### Given exercise
Return every line in the records below that contains the string "unit".

━━━ Provided data ━━━

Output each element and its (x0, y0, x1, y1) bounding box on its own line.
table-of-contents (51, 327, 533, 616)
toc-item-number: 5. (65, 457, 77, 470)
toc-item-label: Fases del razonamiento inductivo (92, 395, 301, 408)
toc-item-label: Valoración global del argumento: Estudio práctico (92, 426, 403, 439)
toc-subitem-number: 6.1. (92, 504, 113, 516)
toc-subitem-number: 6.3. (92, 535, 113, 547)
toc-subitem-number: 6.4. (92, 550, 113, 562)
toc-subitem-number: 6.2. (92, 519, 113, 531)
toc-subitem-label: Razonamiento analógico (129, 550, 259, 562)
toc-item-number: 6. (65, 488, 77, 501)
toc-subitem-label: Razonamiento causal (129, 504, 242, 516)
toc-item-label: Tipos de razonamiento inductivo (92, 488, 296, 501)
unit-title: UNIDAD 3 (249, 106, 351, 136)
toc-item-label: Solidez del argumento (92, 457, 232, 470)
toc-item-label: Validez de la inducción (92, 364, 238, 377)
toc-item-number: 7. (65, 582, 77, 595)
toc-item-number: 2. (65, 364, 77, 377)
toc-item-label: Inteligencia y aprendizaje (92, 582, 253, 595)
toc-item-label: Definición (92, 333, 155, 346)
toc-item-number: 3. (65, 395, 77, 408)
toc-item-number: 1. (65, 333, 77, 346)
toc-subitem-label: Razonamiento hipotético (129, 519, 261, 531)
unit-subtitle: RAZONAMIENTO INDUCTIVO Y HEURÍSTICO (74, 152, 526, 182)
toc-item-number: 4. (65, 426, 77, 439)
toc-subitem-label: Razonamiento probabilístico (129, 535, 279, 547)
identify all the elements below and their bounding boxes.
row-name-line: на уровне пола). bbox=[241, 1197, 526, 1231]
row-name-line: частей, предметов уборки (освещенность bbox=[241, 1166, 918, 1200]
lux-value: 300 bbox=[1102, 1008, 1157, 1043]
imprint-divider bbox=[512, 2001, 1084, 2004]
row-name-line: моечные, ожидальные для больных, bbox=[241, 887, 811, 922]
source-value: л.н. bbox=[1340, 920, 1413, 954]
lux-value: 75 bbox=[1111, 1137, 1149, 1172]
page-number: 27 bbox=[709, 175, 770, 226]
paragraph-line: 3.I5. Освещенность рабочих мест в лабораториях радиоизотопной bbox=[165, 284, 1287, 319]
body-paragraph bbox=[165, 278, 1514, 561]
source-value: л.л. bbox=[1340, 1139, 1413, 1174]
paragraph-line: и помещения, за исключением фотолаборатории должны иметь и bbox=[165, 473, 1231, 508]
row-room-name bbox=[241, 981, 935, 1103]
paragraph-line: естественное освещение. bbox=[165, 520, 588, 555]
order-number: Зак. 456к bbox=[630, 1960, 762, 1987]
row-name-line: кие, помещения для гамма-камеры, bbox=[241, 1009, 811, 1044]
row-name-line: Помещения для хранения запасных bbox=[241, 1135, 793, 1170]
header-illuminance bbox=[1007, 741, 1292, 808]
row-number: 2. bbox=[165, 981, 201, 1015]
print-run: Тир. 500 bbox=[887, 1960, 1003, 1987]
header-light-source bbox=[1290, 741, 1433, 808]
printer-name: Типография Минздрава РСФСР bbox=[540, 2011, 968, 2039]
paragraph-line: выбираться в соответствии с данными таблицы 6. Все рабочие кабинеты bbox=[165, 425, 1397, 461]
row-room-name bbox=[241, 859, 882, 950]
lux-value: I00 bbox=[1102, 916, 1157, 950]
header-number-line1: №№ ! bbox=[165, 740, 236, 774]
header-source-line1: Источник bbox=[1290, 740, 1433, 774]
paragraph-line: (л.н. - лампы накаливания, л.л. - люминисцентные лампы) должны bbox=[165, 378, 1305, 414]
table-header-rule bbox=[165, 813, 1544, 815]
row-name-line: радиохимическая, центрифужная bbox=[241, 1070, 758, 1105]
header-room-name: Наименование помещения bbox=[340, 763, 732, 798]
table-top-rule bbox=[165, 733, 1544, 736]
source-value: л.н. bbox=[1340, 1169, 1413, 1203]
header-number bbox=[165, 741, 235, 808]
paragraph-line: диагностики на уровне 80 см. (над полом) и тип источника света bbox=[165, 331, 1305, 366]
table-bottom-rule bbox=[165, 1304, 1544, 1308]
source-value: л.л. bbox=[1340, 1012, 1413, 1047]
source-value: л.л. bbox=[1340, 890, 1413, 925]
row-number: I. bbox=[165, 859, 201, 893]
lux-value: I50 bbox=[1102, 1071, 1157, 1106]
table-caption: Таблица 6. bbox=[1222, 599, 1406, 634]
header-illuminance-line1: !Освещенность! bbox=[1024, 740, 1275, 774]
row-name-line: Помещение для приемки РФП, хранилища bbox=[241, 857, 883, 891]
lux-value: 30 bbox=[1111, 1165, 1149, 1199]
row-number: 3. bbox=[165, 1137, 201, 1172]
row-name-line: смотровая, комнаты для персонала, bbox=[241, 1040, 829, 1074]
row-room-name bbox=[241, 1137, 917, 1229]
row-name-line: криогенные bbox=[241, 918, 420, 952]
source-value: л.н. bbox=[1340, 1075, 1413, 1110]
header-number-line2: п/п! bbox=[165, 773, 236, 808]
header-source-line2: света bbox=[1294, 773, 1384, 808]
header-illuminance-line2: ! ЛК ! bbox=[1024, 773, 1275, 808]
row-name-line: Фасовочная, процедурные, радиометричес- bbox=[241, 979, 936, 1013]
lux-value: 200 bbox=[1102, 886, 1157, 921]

━━━
━━━ Provided data ━━━

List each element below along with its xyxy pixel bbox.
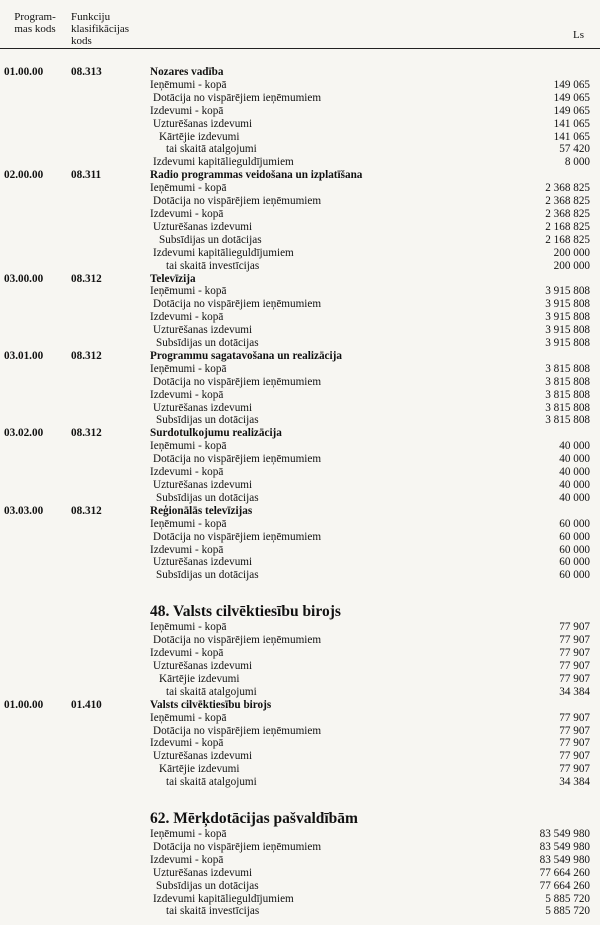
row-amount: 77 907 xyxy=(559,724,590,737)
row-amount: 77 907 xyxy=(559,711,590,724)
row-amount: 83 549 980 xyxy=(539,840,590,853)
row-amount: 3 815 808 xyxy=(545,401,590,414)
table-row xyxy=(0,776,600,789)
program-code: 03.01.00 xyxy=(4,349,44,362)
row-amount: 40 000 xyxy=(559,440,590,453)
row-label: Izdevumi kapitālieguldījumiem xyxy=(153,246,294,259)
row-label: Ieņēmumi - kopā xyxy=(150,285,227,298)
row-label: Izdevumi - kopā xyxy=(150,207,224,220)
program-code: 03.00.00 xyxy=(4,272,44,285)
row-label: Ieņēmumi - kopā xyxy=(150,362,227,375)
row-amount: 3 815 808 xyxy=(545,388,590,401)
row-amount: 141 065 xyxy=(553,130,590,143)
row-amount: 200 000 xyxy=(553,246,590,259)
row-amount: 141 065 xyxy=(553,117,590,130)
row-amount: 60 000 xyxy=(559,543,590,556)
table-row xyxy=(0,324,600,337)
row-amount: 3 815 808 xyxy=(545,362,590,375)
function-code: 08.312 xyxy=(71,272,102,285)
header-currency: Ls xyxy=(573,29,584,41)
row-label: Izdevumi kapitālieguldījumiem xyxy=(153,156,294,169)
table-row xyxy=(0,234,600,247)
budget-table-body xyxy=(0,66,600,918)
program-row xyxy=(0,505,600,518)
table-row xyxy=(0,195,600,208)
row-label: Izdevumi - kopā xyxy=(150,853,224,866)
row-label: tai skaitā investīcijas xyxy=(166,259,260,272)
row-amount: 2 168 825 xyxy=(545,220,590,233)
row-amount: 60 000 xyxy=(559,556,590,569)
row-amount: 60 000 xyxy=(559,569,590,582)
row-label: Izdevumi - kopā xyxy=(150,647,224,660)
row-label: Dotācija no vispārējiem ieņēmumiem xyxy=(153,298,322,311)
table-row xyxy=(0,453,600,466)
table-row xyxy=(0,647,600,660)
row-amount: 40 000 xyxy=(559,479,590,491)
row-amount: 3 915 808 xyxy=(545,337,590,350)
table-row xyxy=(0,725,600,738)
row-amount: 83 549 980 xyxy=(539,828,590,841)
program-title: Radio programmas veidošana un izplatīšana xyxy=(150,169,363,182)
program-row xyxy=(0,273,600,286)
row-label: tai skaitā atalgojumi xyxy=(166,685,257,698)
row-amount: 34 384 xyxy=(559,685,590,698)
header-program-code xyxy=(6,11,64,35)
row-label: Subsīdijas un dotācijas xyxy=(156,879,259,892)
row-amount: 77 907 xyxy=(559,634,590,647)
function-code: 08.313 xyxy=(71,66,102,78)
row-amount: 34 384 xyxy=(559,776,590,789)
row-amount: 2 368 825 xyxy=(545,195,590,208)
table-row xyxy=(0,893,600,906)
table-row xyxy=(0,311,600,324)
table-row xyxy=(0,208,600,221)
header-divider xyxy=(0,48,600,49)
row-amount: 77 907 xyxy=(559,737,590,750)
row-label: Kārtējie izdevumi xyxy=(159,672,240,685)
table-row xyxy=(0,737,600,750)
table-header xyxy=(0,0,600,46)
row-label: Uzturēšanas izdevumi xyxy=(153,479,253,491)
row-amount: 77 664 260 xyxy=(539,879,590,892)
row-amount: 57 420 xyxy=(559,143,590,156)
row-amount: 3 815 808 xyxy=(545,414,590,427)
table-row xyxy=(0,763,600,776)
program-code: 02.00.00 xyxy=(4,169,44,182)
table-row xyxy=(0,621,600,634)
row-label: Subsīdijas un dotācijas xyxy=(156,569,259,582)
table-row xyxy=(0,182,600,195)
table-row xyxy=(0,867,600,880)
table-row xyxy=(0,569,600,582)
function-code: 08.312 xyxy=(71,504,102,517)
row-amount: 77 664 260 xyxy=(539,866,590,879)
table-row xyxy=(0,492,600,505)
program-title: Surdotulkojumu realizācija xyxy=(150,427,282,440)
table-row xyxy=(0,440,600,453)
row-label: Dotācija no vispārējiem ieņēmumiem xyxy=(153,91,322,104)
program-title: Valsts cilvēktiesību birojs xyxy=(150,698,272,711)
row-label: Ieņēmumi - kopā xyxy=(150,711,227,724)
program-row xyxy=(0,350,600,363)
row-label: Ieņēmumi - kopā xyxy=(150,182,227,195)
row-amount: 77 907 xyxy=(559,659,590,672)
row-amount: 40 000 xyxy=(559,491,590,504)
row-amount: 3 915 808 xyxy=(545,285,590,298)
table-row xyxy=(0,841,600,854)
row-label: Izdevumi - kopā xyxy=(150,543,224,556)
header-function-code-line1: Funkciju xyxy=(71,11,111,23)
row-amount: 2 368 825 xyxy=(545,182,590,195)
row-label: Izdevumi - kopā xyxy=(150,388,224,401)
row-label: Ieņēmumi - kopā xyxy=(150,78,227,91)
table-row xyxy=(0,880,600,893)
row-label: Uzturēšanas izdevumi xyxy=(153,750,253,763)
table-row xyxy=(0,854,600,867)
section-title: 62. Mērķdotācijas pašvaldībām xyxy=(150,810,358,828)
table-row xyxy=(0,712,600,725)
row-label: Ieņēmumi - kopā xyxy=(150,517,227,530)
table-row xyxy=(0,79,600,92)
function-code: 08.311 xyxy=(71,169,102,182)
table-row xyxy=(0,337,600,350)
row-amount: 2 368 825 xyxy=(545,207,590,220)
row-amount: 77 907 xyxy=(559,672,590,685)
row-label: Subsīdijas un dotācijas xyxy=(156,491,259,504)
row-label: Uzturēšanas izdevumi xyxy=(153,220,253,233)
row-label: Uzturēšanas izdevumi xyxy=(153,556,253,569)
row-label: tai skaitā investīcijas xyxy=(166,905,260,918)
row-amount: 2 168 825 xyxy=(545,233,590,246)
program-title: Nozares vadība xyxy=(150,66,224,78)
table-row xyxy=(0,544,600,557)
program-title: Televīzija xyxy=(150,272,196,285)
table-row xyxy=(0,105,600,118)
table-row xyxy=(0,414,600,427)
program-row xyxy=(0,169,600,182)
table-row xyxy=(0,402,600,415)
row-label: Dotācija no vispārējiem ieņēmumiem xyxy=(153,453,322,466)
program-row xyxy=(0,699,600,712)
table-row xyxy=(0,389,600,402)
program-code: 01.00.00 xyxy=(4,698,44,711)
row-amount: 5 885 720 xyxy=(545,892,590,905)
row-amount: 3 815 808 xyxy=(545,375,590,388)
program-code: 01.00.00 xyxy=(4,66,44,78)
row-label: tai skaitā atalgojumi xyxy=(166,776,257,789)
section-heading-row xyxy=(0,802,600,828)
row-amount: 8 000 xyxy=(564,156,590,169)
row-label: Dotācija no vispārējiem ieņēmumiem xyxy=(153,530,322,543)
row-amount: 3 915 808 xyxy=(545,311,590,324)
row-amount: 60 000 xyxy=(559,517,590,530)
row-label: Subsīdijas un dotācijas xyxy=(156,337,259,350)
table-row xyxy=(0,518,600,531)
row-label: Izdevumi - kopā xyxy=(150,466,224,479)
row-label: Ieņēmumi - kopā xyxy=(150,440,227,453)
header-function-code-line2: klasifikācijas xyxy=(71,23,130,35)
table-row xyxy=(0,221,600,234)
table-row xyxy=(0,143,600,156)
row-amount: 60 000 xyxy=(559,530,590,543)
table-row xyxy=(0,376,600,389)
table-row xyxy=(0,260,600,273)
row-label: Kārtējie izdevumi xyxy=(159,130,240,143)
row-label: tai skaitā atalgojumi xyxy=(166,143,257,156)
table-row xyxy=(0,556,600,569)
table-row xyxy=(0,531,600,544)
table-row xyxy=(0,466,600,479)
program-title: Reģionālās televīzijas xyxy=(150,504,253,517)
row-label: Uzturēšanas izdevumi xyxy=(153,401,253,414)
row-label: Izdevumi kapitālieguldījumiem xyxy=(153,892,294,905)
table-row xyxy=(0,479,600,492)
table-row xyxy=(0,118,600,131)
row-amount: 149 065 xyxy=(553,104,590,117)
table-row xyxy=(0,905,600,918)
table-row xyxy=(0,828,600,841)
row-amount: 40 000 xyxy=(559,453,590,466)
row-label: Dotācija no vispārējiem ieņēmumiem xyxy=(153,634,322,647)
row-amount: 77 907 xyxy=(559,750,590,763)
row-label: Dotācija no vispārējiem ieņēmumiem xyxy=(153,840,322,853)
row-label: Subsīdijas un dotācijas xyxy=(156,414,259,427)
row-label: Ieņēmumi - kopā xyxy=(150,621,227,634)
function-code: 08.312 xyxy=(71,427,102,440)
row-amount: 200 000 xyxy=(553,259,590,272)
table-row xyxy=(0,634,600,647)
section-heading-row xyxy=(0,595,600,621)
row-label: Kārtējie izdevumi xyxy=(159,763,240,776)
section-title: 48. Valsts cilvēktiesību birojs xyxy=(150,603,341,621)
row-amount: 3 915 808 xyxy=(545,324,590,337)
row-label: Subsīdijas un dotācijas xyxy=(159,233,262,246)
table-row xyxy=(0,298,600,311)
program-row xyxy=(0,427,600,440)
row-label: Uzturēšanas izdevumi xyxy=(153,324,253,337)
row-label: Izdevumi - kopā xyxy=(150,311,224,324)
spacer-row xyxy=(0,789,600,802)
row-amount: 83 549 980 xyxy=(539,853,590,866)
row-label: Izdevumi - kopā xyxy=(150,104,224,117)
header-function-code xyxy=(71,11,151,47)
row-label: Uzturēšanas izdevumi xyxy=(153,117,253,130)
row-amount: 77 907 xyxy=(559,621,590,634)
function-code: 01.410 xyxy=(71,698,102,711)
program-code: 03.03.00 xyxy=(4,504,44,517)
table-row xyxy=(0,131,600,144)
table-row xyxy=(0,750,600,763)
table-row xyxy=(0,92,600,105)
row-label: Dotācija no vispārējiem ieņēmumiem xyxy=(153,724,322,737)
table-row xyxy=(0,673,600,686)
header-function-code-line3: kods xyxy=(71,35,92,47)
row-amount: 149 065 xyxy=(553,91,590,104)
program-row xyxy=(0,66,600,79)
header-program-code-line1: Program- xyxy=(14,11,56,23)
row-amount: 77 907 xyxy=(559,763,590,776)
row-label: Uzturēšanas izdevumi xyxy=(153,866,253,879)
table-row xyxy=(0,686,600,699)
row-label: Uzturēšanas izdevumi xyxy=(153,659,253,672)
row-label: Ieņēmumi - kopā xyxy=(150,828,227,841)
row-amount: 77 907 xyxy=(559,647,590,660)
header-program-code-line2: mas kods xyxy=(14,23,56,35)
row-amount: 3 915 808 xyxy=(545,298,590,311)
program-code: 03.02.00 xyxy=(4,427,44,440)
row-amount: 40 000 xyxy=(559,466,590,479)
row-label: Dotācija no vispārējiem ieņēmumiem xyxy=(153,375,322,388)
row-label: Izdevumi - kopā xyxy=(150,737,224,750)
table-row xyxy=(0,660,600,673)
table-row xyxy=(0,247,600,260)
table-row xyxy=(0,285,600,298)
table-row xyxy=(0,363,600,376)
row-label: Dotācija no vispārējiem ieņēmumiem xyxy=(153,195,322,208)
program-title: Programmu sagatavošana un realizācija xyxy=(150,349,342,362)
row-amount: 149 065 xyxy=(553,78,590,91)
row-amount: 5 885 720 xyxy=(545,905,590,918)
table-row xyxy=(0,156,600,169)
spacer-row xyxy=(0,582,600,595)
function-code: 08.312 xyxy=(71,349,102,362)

━━━
━━━ Provided data ━━━

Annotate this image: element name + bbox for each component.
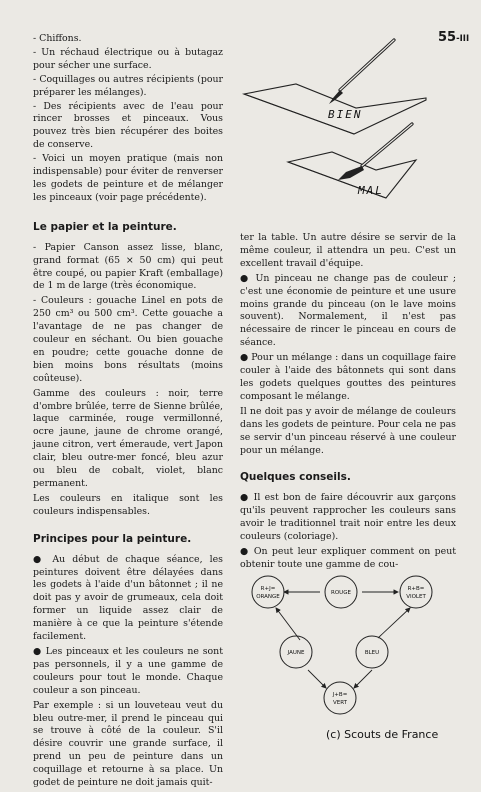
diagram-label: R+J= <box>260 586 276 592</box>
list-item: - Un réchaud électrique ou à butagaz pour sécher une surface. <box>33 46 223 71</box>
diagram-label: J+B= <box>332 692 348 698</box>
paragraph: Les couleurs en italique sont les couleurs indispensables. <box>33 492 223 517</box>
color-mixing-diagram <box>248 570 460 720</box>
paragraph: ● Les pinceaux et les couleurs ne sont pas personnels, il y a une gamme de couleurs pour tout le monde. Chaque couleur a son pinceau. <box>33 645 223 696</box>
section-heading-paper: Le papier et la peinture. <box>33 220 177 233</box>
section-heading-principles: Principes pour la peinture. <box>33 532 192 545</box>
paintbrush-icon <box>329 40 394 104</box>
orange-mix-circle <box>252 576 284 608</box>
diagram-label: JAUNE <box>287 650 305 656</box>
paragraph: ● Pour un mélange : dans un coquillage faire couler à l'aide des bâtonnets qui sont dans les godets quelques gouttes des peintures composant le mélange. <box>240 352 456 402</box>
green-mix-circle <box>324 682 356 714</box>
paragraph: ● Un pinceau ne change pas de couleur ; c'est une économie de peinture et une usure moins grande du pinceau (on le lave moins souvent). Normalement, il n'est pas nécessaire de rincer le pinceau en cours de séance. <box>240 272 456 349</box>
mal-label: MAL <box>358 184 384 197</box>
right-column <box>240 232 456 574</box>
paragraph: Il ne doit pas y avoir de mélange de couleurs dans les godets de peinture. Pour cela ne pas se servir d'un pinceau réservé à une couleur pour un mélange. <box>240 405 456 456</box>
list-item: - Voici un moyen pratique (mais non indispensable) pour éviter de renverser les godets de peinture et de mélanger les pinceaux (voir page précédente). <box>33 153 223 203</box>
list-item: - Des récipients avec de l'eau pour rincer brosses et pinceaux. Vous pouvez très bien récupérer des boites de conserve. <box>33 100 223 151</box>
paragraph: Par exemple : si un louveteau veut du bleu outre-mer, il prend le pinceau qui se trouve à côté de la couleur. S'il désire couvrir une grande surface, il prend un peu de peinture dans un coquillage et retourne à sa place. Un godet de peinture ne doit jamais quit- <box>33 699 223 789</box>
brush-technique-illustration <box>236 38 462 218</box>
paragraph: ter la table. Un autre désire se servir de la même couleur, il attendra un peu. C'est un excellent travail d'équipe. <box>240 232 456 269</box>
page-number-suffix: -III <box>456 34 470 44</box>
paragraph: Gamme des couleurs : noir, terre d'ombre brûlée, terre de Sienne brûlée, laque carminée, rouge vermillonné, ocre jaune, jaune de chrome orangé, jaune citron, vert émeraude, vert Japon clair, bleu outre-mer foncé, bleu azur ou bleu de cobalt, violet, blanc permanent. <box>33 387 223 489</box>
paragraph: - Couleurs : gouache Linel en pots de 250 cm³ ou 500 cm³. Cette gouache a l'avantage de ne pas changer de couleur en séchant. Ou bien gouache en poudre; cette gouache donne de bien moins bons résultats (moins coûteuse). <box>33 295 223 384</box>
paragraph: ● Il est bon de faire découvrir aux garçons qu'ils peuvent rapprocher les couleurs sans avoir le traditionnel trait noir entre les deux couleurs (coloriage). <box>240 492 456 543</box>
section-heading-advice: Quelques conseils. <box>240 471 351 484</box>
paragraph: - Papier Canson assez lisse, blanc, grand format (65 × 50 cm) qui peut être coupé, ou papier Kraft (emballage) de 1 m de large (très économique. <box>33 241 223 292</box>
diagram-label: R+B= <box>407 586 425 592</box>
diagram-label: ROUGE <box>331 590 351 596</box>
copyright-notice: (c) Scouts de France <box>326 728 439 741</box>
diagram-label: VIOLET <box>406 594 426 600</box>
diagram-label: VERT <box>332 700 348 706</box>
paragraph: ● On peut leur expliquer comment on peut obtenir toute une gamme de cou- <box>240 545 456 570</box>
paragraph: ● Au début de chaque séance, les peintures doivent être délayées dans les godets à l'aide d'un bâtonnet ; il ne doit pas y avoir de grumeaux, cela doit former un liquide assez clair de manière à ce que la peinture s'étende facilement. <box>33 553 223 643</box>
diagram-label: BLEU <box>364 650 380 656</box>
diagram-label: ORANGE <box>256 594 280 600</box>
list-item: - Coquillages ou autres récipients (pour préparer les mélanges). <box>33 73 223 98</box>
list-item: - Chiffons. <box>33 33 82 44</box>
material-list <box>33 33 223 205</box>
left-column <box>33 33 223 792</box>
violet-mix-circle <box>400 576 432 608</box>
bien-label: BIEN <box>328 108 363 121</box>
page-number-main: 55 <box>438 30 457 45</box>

━━━

### Answer to this exercise
unit-title: UNIDAD 3 (249, 106, 351, 136)
unit-subtitle: RAZONAMIENTO INDUCTIVO Y HEURÍSTICO (74, 152, 526, 182)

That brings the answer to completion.